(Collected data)
--------------------------------------------------

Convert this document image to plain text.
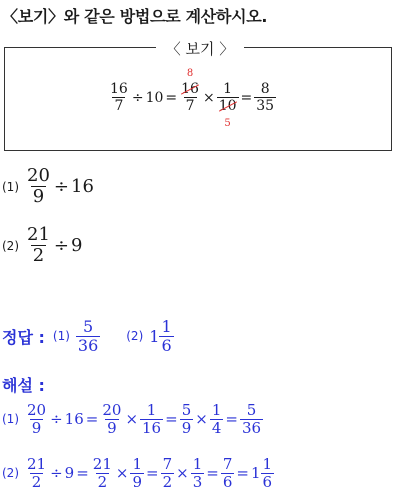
〈보기〉와 같은 방법으로 계산하시오.
〈 보기 〉
$\frac{16}{7} \div 10 = 8$
16
7 × 1
10
$5 = \frac{8}{35}$
$(1) \frac{20}{9} \div 16$
$(2) \frac{21}{2} \div 9$
정답 : $(1) \frac{5}{36} (2)$ $1 \frac{1}{6}$
해설 :
$(1) \frac{20}{9} \div 16 = \frac{20}{9} \times \frac{1}{16} = \frac{5}{9} \times \frac{1}{4} = \frac{5}{36}$
$(2) \frac{21}{2} \div 9 = \frac{21}{2} \times \frac{1}{9} = \frac{7}{2} \times \frac{1}{3} = \frac{7}{6} = 1 \frac{1}{6}$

--------------------------------------------------

» EXERCISE PROMPT:
Repeat the records word for word. Any picture in them should be left out.

» THE RESULT:
Convert this document image to plain text.
〈보기〉와 같은 방법으로 계산하시오.
〈 보기 〉
$\frac{16}{7} \div 10 = 8$
16
7 × 1
10
$5 = \frac{8}{35}$
$(1) \frac{20}{9} \div 16$
$(2) \frac{21}{2} \div 9$
정답 : $(1) \frac{5}{36} (2)$ $1 \frac{1}{6}$
해설 :
$(1) \frac{20}{9} \div 16 = \frac{20}{9} \times \frac{1}{16} = \frac{5}{9} \times \frac{1}{4} = \frac{5}{36}$
$(2) \frac{21}{2} \div 9 = \frac{21}{2} \times \frac{1}{9} = \frac{7}{2} \times \frac{1}{3} = \frac{7}{6} = 1 \frac{1}{6}$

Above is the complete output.